- [TASK STATEMENT]: Beneath this task is a listing; retype all of it exactly.

- [DATA EXCERPTS]:
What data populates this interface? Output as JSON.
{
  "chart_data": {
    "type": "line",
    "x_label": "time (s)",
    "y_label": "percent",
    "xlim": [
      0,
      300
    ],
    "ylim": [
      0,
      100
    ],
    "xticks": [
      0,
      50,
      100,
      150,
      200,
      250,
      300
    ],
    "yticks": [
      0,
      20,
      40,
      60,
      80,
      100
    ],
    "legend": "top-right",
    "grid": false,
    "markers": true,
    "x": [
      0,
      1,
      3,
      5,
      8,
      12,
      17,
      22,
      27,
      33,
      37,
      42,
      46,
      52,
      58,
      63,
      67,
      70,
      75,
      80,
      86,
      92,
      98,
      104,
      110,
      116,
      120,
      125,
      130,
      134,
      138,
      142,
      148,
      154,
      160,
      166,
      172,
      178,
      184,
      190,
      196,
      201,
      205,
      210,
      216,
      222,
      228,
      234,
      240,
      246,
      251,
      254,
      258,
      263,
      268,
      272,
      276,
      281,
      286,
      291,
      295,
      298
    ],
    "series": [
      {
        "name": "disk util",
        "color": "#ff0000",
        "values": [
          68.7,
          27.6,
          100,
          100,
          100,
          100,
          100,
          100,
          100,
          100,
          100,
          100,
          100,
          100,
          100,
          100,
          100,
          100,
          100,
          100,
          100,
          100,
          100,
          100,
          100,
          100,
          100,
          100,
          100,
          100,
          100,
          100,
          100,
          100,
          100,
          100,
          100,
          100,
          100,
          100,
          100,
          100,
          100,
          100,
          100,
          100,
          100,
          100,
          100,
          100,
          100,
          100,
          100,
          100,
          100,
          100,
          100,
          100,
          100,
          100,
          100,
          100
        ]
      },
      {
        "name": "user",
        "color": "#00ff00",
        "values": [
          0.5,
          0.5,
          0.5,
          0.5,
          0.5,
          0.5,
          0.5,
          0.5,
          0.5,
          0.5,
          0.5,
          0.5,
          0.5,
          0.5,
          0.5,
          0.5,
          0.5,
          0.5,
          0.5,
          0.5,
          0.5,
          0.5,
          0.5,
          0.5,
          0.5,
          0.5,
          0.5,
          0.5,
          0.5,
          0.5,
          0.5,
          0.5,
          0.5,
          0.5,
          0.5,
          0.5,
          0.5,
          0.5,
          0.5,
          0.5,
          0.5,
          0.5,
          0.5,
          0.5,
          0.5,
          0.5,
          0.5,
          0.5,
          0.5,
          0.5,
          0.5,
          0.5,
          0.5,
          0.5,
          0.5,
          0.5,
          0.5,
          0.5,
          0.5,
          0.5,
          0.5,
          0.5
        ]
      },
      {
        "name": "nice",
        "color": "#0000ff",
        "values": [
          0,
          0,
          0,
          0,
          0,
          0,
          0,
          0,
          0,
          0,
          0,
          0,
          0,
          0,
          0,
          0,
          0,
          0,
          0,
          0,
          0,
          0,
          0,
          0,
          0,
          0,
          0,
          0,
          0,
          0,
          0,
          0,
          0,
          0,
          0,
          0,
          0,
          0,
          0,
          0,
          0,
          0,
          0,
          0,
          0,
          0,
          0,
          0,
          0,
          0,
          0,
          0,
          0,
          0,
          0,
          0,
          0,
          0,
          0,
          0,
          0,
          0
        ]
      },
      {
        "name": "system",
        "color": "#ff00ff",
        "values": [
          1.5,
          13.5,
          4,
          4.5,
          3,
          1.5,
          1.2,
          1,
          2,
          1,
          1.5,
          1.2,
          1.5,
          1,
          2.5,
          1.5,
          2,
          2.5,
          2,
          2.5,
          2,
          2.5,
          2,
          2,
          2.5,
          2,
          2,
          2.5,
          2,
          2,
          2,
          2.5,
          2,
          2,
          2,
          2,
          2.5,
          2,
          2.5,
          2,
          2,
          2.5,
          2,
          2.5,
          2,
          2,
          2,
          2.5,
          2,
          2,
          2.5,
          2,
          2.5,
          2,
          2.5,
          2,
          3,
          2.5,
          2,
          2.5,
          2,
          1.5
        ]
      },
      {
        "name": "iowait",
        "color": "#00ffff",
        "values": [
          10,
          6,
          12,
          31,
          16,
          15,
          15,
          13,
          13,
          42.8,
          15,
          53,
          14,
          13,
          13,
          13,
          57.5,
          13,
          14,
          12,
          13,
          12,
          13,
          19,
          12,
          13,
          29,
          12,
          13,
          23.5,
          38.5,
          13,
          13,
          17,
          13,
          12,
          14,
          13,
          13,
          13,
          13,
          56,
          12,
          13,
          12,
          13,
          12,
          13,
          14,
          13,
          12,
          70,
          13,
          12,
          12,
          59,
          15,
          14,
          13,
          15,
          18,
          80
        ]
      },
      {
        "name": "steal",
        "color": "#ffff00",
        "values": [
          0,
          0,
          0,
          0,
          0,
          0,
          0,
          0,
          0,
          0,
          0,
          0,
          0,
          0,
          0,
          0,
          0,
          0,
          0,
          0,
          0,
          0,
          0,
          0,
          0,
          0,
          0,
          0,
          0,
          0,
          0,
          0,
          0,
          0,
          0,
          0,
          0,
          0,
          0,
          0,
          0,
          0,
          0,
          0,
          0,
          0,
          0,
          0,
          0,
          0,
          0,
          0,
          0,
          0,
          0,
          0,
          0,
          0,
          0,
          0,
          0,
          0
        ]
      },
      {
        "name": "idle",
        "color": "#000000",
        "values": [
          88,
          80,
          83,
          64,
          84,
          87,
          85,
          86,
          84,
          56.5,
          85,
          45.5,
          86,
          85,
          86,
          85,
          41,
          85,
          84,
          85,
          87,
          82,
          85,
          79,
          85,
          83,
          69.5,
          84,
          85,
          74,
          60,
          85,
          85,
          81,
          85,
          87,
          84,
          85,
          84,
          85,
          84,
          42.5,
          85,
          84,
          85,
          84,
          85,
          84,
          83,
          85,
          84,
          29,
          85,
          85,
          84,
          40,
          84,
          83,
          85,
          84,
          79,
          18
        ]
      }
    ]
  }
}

- [RESULT BELOW]:
What data populates this interface? Output as JSON.
{
  "chart_data": {
    "type": "line",
    "x_label": "time (s)",
    "y_label": "percent",
    "xlim": [
      0,
      300
    ],
    "ylim": [
      0,
      100
    ],
    "xticks": [
      0,
      50,
      100,
      150,
      200,
      250,
      300
    ],
    "yticks": [
      0,
      20,
      40,
      60,
      80,
      100
    ],
    "legend": "top-right",
    "grid": false,
    "markers": true,
    "x": [
      0,
      1,
      3,
      5,
      8,
      12,
      17,
      22,
      27,
      33,
      37,
      42,
      46,
      52,
      58,
      63,
      67,
      70,
      75,
      80,
      86,
      92,
      98,
      104,
      110,
      116,
      120,
      125,
      130,
      134,
      138,
      142,
      148,
      154,
      160,
      166,
      172,
      178,
      184,
      190,
      196,
      201,
      205,
      210,
      216,
      222,
      228,
      234,
      240,
      246,
      251,
      254,
      258,
      263,
      268,
      272,
      276,
      281,
      286,
      291,
      295,
      298
    ],
    "series": [
      {
        "name": "disk util",
        "color": "#ff0000",
        "values": [
          68.7,
          27.6,
          100,
          100,
          100,
          100,
          100,
          100,
          100,
          100,
          100,
          100,
          100,
          100,
          100,
          100,
          100,
          100,
          100,
          100,
          100,
          100,
          100,
          100,
          100,
          100,
          100,
          100,
          100,
          100,
          100,
          100,
          100,
          100,
          100,
          100,
          100,
          100,
          100,
          100,
          100,
          100,
          100,
          100,
          100,
          100,
          100,
          100,
          100,
          100,
          100,
          100,
          100,
          100,
          100,
          100,
          100,
          100,
          100,
          100,
          100,
          100
        ]
      },
      {
        "name": "user",
        "color": "#00ff00",
        "values": [
          0.5,
          0.5,
          0.5,
          0.5,
          0.5,
          0.5,
          0.5,
          0.5,
          0.5,
          0.5,
          0.5,
          0.5,
          0.5,
          0.5,
          0.5,
          0.5,
          0.5,
          0.5,
          0.5,
          0.5,
          0.5,
          0.5,
          0.5,
          0.5,
          0.5,
          0.5,
          0.5,
          0.5,
          0.5,
          0.5,
          0.5,
          0.5,
          0.5,
          0.5,
          0.5,
          0.5,
          0.5,
          0.5,
          0.5,
          0.5,
          0.5,
          0.5,
          0.5,
          0.5,
          0.5,
          0.5,
          0.5,
          0.5,
          0.5,
          0.5,
          0.5,
          0.5,
          0.5,
          0.5,
          0.5,
          0.5,
          0.5,
          0.5,
          0.5,
          0.5,
          0.5,
          0.5
        ]
      },
      {
        "name": "nice",
        "color": "#0000ff",
        "values": [
          0,
          0,
          0,
          0,
          0,
          0,
          0,
          0,
          0,
          0,
          0,
          0,
          0,
          0,
          0,
          0,
          0,
          0,
          0,
          0,
          0,
          0,
          0,
          0,
          0,
          0,
          0,
          0,
          0,
          0,
          0,
          0,
          0,
          0,
          0,
          0,
          0,
          0,
          0,
          0,
          0,
          0,
          0,
          0,
          0,
          0,
          0,
          0,
          0,
          0,
          0,
          0,
          0,
          0,
          0,
          0,
          0,
          0,
          0,
          0,
          0,
          0
        ]
      },
      {
        "name": "system",
        "color": "#ff00ff",
        "values": [
          1.5,
          13.5,
          4,
          4.5,
          3,
          1.5,
          1.2,
          1,
          2,
          1,
          1.5,
          1.2,
          1.5,
          1,
          2.5,
          1.5,
          2,
          2.5,
          2,
          2.5,
          2,
          2.5,
          2,
          2,
          2.5,
          2,
          2,
          2.5,
          2,
          2,
          2,
          2.5,
          2,
          2,
          2,
          2,
          2.5,
          2,
          2.5,
          2,
          2,
          2.5,
          2,
          2.5,
          2,
          2,
          2,
          2.5,
          2,
          2,
          2.5,
          2,
          2.5,
          2,
          2.5,
          2,
          3,
          2.5,
          2,
          2.5,
          2,
          1.5
        ]
      },
      {
        "name": "iowait",
        "color": "#00ffff",
        "values": [
          10,
          6,
          12,
          31,
          16,
          15,
          15,
          13,
          13,
          42.8,
          15,
          53,
          14,
          13,
          13,
          13,
          57.5,
          13,
          14,
          12,
          13,
          12,
          13,
          19,
          12,
          13,
          29,
          12,
          13,
          23.5,
          38.5,
          13,
          13,
          17,
          13,
          12,
          14,
          13,
          13,
          13,
          13,
          56,
          12,
          13,
          12,
          13,
          12,
          13,
          14,
          13,
          12,
          70,
          13,
          12,
          12,
          59,
          15,
          14,
          13,
          15,
          18,
          80
        ]
      },
      {
        "name": "steal",
        "color": "#ffff00",
        "values": [
          0,
          0,
          0,
          0,
          0,
          0,
          0,
          0,
          0,
          0,
          0,
          0,
          0,
          0,
          0,
          0,
          0,
          0,
          0,
          0,
          0,
          0,
          0,
          0,
          0,
          0,
          0,
          0,
          0,
          0,
          0,
          0,
          0,
          0,
          0,
          0,
          0,
          0,
          0,
          0,
          0,
          0,
          0,
          0,
          0,
          0,
          0,
          0,
          0,
          0,
          0,
          0,
          0,
          0,
          0,
          0,
          0,
          0,
          0,
          0,
          0,
          0
        ]
      },
      {
        "name": "idle",
        "color": "#000000",
        "values": [
          88,
          80,
          83,
          64,
          84,
          87,
          85,
          86,
          84,
          56.5,
          85,
          45.5,
          86,
          85,
          86,
          85,
          41,
          85,
          84,
          85,
          87,
          82,
          85,
          79,
          85,
          83,
          69.5,
          84,
          85,
          74,
          60,
          85,
          85,
          81,
          85,
          87,
          84,
          85,
          84,
          85,
          84,
          42.5,
          85,
          84,
          85,
          84,
          85,
          84,
          83,
          85,
          84,
          29,
          85,
          85,
          84,
          40,
          84,
          83,
          85,
          84,
          79,
          18
        ]
      }
    ]
  }
}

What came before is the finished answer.